# Problem to work on
Copy every line of the data exactly, leaving nothing out.
........
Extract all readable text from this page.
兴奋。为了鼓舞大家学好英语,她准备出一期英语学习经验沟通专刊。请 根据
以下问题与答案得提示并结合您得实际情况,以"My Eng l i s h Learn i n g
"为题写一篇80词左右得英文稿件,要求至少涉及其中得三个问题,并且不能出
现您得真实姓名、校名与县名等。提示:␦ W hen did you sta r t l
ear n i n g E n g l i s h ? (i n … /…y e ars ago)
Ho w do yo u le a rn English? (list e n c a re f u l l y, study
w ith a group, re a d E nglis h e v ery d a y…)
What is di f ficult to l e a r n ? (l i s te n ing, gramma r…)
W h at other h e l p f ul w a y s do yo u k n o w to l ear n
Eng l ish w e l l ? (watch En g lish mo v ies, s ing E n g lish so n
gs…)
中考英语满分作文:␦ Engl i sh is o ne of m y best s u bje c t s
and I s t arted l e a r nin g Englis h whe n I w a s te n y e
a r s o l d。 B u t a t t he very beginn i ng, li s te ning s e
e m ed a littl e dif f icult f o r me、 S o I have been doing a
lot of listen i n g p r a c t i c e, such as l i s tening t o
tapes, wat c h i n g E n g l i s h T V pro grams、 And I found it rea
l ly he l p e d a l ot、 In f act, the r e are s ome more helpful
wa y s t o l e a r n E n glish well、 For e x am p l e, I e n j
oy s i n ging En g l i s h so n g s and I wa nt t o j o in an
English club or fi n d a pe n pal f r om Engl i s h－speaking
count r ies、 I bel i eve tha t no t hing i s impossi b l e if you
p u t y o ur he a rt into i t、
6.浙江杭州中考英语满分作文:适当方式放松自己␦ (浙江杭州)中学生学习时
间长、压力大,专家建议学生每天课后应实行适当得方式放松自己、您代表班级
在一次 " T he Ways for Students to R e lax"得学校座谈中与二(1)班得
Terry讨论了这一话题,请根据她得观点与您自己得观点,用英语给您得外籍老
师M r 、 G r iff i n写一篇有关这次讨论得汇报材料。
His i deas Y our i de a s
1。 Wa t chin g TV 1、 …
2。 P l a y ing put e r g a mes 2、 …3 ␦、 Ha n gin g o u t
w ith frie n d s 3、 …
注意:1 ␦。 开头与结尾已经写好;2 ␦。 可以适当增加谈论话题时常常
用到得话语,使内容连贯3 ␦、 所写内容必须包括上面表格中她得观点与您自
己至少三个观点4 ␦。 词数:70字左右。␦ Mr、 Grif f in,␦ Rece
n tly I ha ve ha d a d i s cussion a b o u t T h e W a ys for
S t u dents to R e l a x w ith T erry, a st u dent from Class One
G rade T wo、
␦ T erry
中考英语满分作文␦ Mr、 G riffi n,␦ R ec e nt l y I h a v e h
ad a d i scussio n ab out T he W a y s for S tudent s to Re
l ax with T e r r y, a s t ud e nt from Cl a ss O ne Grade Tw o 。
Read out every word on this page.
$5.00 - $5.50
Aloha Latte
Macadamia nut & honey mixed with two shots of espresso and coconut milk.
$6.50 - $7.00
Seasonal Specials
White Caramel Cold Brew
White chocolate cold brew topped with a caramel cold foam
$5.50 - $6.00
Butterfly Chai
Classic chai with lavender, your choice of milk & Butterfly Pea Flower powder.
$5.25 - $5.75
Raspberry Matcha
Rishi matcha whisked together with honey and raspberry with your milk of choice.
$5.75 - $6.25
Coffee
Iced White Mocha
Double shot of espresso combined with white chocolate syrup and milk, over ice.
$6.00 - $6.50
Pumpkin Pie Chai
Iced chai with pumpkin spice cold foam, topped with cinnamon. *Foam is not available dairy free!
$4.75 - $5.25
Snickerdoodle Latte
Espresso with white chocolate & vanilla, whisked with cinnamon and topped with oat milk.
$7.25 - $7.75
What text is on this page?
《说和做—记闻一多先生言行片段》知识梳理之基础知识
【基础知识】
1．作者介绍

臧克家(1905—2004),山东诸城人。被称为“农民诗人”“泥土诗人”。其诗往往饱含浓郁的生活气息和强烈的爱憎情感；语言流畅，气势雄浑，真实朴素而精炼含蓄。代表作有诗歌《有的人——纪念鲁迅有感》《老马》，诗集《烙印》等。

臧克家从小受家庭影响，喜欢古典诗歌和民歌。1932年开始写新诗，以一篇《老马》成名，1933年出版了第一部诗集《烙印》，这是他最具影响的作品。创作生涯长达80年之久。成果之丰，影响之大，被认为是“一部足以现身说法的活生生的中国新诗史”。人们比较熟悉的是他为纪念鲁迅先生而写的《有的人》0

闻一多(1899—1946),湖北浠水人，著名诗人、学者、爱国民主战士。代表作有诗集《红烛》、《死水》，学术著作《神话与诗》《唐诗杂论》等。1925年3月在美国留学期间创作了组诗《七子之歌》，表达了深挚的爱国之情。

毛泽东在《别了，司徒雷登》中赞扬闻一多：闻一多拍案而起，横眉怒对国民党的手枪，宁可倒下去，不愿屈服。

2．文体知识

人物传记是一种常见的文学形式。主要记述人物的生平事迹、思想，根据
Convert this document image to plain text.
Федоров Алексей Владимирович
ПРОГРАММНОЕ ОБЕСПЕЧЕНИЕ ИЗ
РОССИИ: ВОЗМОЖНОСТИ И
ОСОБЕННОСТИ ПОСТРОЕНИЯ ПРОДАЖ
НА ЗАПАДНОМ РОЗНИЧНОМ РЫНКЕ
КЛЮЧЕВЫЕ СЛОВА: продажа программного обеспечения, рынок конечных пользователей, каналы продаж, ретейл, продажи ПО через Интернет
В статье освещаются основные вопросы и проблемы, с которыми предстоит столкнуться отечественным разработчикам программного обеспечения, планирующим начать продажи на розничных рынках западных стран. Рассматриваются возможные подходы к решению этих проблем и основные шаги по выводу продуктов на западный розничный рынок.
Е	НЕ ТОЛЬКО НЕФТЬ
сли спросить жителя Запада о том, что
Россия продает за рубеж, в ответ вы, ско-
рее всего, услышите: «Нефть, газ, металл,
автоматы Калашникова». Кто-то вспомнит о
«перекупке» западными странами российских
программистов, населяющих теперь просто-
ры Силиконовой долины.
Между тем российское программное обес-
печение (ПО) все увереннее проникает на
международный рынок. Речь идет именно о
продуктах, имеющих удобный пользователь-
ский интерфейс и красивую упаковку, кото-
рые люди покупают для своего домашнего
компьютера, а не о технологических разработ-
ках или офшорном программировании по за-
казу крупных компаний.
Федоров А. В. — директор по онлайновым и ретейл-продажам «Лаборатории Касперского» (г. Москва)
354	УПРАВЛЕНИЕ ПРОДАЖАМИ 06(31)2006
........
# Output of the exercise
Extract all readable text from this page.
兴奋。为了鼓舞大家学好英语,她准备出一期英语学习经验沟通专刊。请 根据
以下问题与答案得提示并结合您得实际情况,以"My Eng l i s h Learn i n g
"为题写一篇80词左右得英文稿件,要求至少涉及其中得三个问题,并且不能出
现您得真实姓名、校名与县名等。提示:␦ W hen did you sta r t l
ear n i n g E n g l i s h ? (i n … /…y e ars ago)
Ho w do yo u le a rn English? (list e n c a re f u l l y, study
w ith a group, re a d E nglis h e v ery d a y…)
What is di f ficult to l e a r n ? (l i s te n ing, gramma r…)
W h at other h e l p f ul w a y s do yo u k n o w to l ear n
Eng l ish w e l l ? (watch En g lish mo v ies, s ing E n g lish so n
gs…)
中考英语满分作文:␦ Engl i sh is o ne of m y best s u bje c t s
and I s t arted l e a r nin g Englis h whe n I w a s te n y e
a r s o l d。 B u t a t t he very beginn i ng, li s te ning s e
e m ed a littl e dif f icult f o r me、 S o I have been doing a
lot of listen i n g p r a c t i c e, such as l i s tening t o
tapes, wat c h i n g E n g l i s h T V pro grams、 And I found it rea
l ly he l p e d a l ot、 In f act, the r e are s ome more helpful
wa y s t o l e a r n E n glish well、 For e x am p l e, I e n j
oy s i n ging En g l i s h so n g s and I wa nt t o j o in an
English club or fi n d a pe n pal f r om Engl i s h－speaking
count r ies、 I bel i eve tha t no t hing i s impossi b l e if you
p u t y o ur he a rt into i t、
6.浙江杭州中考英语满分作文:适当方式放松自己␦ (浙江杭州)中学生学习时
间长、压力大,专家建议学生每天课后应实行适当得方式放松自己、您代表班级
在一次 " T he Ways for Students to R e lax"得学校座谈中与二(1)班得
Terry讨论了这一话题,请根据她得观点与您自己得观点,用英语给您得外籍老
师M r 、 G r iff i n写一篇有关这次讨论得汇报材料。
His i deas Y our i de a s
1。 Wa t chin g TV 1、 …
2。 P l a y ing put e r g a mes 2、 …3 ␦、 Ha n gin g o u t
w ith frie n d s 3、 …
注意:1 ␦。 开头与结尾已经写好;2 ␦。 可以适当增加谈论话题时常常
用到得话语,使内容连贯3 ␦、 所写内容必须包括上面表格中她得观点与您自
己至少三个观点4 ␦。 词数:70字左右。␦ Mr、 Grif f in,␦ Rece
n tly I ha ve ha d a d i s cussion a b o u t T h e W a ys for
S t u dents to R e l a x w ith T erry, a st u dent from Class One
G rade T wo、
␦ T erry
中考英语满分作文␦ Mr、 G riffi n,␦ R ec e nt l y I h a v e h
ad a d i scussio n ab out T he W a y s for S tudent s to Re
l ax with T e r r y, a s t ud e nt from Cl a ss O ne Grade Tw o 。
Read out every word on this page.
$5.00 - $5.50
Aloha Latte
Macadamia nut & honey mixed with two shots of espresso and coconut milk.
$6.50 - $7.00
Seasonal Specials
White Caramel Cold Brew
White chocolate cold brew topped with a caramel cold foam
$5.50 - $6.00
Butterfly Chai
Classic chai with lavender, your choice of milk & Butterfly Pea Flower powder.
$5.25 - $5.75
Raspberry Matcha
Rishi matcha whisked together with honey and raspberry with your milk of choice.
$5.75 - $6.25
Coffee
Iced White Mocha
Double shot of espresso combined with white chocolate syrup and milk, over ice.
$6.00 - $6.50
Pumpkin Pie Chai
Iced chai with pumpkin spice cold foam, topped with cinnamon. *Foam is not available dairy free!
$4.75 - $5.25
Snickerdoodle Latte
Espresso with white chocolate & vanilla, whisked with cinnamon and topped with oat milk.
$7.25 - $7.75
What text is on this page?
《说和做—记闻一多先生言行片段》知识梳理之基础知识
【基础知识】
1．作者介绍

臧克家(1905—2004),山东诸城人。被称为“农民诗人”“泥土诗人”。其诗往往饱含浓郁的生活气息和强烈的爱憎情感；语言流畅，气势雄浑，真实朴素而精炼含蓄。代表作有诗歌《有的人——纪念鲁迅有感》《老马》，诗集《烙印》等。

臧克家从小受家庭影响，喜欢古典诗歌和民歌。1932年开始写新诗，以一篇《老马》成名，1933年出版了第一部诗集《烙印》，这是他最具影响的作品。创作生涯长达80年之久。成果之丰，影响之大，被认为是“一部足以现身说法的活生生的中国新诗史”。人们比较熟悉的是他为纪念鲁迅先生而写的《有的人》0

闻一多(1899—1946),湖北浠水人，著名诗人、学者、爱国民主战士。代表作有诗集《红烛》、《死水》，学术著作《神话与诗》《唐诗杂论》等。1925年3月在美国留学期间创作了组诗《七子之歌》，表达了深挚的爱国之情。

毛泽东在《别了，司徒雷登》中赞扬闻一多：闻一多拍案而起，横眉怒对国民党的手枪，宁可倒下去，不愿屈服。

2．文体知识

人物传记是一种常见的文学形式。主要记述人物的生平事迹、思想，根据
Convert this document image to plain text.
Федоров Алексей Владимирович
ПРОГРАММНОЕ ОБЕСПЕЧЕНИЕ ИЗ
РОССИИ: ВОЗМОЖНОСТИ И
ОСОБЕННОСТИ ПОСТРОЕНИЯ ПРОДАЖ
НА ЗАПАДНОМ РОЗНИЧНОМ РЫНКЕ
КЛЮЧЕВЫЕ СЛОВА: продажа программного обеспечения, рынок конечных пользователей, каналы продаж, ретейл, продажи ПО через Интернет
В статье освещаются основные вопросы и проблемы, с которыми предстоит столкнуться отечественным разработчикам программного обеспечения, планирующим начать продажи на розничных рынках западных стран. Рассматриваются возможные подходы к решению этих проблем и основные шаги по выводу продуктов на западный розничный рынок.
Е	НЕ ТОЛЬКО НЕФТЬ
сли спросить жителя Запада о том, что
Россия продает за рубеж, в ответ вы, ско-
рее всего, услышите: «Нефть, газ, металл,
автоматы Калашникова». Кто-то вспомнит о
«перекупке» западными странами российских
программистов, населяющих теперь просто-
ры Силиконовой долины.
Между тем российское программное обес-
печение (ПО) все увереннее проникает на
международный рынок. Речь идет именно о
продуктах, имеющих удобный пользователь-
ский интерфейс и красивую упаковку, кото-
рые люди покупают для своего домашнего
компьютера, а не о технологических разработ-
ках или офшорном программировании по за-
казу крупных компаний.
Федоров А. В. — директор по онлайновым и ретейл-продажам «Лаборатории Касперского» (г. Москва)
354	УПРАВЛЕНИЕ ПРОДАЖАМИ 06(31)2006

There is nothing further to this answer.